__RAW DATA__.

***

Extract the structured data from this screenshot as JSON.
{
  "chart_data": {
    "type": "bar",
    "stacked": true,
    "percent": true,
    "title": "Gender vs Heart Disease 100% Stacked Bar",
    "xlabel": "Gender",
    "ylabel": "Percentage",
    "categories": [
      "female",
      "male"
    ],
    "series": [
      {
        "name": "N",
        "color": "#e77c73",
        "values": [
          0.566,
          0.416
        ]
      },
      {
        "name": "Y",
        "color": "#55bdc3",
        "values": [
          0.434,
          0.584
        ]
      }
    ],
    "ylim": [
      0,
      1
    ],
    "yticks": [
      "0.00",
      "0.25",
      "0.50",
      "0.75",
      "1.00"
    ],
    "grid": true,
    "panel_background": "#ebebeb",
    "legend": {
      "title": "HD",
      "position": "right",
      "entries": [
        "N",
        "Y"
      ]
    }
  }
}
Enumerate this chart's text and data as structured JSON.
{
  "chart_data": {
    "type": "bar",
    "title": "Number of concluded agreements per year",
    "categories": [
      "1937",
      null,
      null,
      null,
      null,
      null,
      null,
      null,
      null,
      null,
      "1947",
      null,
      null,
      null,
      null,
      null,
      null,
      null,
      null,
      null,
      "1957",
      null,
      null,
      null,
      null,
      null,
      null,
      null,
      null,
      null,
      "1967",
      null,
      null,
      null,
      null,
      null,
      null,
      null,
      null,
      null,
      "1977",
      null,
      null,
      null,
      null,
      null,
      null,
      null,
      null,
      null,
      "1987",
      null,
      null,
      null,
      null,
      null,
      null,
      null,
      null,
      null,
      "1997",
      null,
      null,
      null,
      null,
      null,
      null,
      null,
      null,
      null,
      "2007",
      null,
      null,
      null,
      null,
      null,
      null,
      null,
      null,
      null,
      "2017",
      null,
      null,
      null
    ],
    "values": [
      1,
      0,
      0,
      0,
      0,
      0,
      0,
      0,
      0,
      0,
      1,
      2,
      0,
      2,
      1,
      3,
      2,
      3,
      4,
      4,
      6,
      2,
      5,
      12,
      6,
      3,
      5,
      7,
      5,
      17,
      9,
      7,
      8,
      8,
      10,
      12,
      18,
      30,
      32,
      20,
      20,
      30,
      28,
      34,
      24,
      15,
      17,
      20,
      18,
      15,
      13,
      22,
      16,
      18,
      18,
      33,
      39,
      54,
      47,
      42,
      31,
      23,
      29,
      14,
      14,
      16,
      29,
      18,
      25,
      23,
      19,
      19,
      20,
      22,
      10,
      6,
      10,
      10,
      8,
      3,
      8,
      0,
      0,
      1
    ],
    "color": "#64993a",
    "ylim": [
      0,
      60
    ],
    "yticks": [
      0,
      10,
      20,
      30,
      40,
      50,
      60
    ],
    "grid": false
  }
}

***

__CHALLENGE__. Write out all of the records above exactly as they appear.

__RESULT__.
Extract the structured data from this screenshot as JSON.
{
  "chart_data": {
    "type": "bar",
    "stacked": true,
    "percent": true,
    "title": "Gender vs Heart Disease 100% Stacked Bar",
    "xlabel": "Gender",
    "ylabel": "Percentage",
    "categories": [
      "female",
      "male"
    ],
    "series": [
      {
        "name": "N",
        "color": "#e77c73",
        "values": [
          0.566,
          0.416
        ]
      },
      {
        "name": "Y",
        "color": "#55bdc3",
        "values": [
          0.434,
          0.584
        ]
      }
    ],
    "ylim": [
      0,
      1
    ],
    "yticks": [
      "0.00",
      "0.25",
      "0.50",
      "0.75",
      "1.00"
    ],
    "grid": true,
    "panel_background": "#ebebeb",
    "legend": {
      "title": "HD",
      "position": "right",
      "entries": [
        "N",
        "Y"
      ]
    }
  }
}
Enumerate this chart's text and data as structured JSON.
{
  "chart_data": {
    "type": "bar",
    "title": "Number of concluded agreements per year",
    "categories": [
      "1937",
      null,
      null,
      null,
      null,
      null,
      null,
      null,
      null,
      null,
      "1947",
      null,
      null,
      null,
      null,
      null,
      null,
      null,
      null,
      null,
      "1957",
      null,
      null,
      null,
      null,
      null,
      null,
      null,
      null,
      null,
      "1967",
      null,
      null,
      null,
      null,
      null,
      null,
      null,
      null,
      null,
      "1977",
      null,
      null,
      null,
      null,
      null,
      null,
      null,
      null,
      null,
      "1987",
      null,
      null,
      null,
      null,
      null,
      null,
      null,
      null,
      null,
      "1997",
      null,
      null,
      null,
      null,
      null,
      null,
      null,
      null,
      null,
      "2007",
      null,
      null,
      null,
      null,
      null,
      null,
      null,
      null,
      null,
      "2017",
      null,
      null,
      null
    ],
    "values": [
      1,
      0,
      0,
      0,
      0,
      0,
      0,
      0,
      0,
      0,
      1,
      2,
      0,
      2,
      1,
      3,
      2,
      3,
      4,
      4,
      6,
      2,
      5,
      12,
      6,
      3,
      5,
      7,
      5,
      17,
      9,
      7,
      8,
      8,
      10,
      12,
      18,
      30,
      32,
      20,
      20,
      30,
      28,
      34,
      24,
      15,
      17,
      20,
      18,
      15,
      13,
      22,
      16,
      18,
      18,
      33,
      39,
      54,
      47,
      42,
      31,
      23,
      29,
      14,
      14,
      16,
      29,
      18,
      25,
      23,
      19,
      19,
      20,
      22,
      10,
      6,
      10,
      10,
      8,
      3,
      8,
      0,
      0,
      1
    ],
    "color": "#64993a",
    "ylim": [
      0,
      60
    ],
    "yticks": [
      0,
      10,
      20,
      30,
      40,
      50,
      60
    ],
    "grid": false
  }
}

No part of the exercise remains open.